-- begin DATA LISTING --

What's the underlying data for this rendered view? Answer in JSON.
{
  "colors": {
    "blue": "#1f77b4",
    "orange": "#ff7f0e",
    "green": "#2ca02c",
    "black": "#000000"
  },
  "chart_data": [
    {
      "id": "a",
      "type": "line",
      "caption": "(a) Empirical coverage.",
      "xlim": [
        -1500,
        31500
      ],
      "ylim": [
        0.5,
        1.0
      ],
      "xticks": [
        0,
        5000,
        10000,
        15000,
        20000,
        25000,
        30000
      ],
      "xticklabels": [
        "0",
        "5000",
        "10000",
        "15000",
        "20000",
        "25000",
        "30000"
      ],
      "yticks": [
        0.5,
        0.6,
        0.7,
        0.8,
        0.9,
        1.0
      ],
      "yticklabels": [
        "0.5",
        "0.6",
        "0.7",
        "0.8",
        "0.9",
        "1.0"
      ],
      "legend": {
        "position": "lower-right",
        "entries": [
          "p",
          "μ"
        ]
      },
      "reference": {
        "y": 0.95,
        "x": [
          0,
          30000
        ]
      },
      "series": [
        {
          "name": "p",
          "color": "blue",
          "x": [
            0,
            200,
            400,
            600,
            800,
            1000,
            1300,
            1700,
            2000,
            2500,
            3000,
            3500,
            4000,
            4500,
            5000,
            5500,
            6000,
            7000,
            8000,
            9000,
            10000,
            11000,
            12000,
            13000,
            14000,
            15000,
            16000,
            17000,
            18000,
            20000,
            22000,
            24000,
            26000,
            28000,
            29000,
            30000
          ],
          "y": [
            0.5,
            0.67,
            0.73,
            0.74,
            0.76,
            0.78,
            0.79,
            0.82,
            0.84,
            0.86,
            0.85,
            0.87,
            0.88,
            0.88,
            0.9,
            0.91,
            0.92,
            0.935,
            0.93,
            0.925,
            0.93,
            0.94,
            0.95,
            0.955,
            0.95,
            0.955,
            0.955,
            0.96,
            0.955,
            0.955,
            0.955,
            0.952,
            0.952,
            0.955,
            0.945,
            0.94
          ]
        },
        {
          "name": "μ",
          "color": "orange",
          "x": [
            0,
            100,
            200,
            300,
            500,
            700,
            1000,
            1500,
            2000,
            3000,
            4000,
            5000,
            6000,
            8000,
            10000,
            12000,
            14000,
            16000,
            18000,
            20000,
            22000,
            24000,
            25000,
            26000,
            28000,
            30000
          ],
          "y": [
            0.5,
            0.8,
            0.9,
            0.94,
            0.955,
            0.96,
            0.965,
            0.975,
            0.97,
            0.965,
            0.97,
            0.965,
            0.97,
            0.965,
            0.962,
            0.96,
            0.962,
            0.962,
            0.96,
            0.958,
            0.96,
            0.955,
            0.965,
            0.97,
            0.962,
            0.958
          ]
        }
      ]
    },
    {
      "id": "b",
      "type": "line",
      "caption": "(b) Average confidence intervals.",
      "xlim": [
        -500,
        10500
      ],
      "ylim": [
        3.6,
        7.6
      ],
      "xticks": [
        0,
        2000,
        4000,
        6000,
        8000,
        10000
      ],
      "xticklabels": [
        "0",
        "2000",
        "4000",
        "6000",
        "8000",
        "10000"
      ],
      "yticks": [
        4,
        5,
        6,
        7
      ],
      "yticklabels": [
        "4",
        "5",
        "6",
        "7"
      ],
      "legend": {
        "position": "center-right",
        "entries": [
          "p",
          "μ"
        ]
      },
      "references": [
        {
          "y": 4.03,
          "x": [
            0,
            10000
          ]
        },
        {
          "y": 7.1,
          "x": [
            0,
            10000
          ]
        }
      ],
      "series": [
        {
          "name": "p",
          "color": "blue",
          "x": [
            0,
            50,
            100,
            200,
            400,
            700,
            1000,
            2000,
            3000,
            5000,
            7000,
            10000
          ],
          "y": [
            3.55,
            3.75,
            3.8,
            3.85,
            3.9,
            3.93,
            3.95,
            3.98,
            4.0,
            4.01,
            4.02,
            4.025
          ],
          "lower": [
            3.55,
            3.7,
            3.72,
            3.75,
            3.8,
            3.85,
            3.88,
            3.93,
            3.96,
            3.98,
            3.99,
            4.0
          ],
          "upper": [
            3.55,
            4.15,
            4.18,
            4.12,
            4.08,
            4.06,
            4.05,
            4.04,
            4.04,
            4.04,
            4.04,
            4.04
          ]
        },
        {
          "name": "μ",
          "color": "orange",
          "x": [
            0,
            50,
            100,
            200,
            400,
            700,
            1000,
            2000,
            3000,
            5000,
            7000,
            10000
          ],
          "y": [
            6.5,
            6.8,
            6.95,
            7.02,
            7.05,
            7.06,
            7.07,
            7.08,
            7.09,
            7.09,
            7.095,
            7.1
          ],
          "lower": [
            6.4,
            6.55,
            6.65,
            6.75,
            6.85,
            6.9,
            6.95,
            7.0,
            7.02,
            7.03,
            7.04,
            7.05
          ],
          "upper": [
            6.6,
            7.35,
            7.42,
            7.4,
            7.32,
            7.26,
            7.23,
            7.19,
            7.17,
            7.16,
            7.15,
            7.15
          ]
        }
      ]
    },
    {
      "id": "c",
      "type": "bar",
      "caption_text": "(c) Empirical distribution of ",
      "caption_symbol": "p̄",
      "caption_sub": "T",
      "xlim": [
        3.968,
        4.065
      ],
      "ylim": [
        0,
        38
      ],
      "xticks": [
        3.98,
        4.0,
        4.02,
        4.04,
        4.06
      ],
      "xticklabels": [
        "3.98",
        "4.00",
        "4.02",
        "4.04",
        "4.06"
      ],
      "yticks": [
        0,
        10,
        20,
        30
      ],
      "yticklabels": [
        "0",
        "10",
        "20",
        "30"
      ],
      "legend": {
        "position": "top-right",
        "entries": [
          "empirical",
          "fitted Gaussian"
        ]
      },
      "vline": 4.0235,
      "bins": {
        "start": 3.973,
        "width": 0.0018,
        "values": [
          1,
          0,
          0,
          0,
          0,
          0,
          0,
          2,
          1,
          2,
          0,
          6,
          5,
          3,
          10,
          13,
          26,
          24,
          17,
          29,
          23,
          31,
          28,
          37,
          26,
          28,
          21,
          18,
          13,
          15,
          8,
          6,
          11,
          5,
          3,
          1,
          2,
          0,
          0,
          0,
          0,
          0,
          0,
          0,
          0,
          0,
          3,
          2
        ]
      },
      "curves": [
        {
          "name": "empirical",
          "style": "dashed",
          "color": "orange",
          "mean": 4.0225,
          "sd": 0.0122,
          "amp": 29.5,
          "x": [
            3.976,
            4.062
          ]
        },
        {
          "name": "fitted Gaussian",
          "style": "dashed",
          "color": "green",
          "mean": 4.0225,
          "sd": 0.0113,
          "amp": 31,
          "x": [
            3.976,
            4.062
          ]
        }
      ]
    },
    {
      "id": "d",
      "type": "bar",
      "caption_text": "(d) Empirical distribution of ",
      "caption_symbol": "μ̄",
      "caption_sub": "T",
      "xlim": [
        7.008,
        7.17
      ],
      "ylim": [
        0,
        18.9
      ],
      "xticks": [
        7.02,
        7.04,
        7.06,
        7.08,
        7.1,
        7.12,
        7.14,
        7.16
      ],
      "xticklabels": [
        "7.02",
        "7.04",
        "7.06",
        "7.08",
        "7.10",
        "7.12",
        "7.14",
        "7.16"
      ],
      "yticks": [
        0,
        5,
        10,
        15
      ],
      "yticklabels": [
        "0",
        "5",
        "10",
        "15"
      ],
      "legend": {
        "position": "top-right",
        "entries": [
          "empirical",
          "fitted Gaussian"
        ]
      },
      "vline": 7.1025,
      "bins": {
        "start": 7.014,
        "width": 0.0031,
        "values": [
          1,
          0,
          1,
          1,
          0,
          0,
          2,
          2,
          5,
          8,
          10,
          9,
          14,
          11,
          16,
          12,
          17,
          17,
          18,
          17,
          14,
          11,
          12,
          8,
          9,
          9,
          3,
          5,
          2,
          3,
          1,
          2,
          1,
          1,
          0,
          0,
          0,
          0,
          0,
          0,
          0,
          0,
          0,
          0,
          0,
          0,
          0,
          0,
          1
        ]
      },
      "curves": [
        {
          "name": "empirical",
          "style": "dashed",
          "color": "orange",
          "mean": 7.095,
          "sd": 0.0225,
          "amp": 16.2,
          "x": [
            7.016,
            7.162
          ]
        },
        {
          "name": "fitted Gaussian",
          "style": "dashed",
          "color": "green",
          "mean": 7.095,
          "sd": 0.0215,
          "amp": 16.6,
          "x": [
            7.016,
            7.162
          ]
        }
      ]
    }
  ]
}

-- end DATA LISTING --

__SET PROBLEM__.
For the records above, state how many lines include the string "distribution", giving the number and nothing else.

__SOLUTION FOR THIS TASK__.
2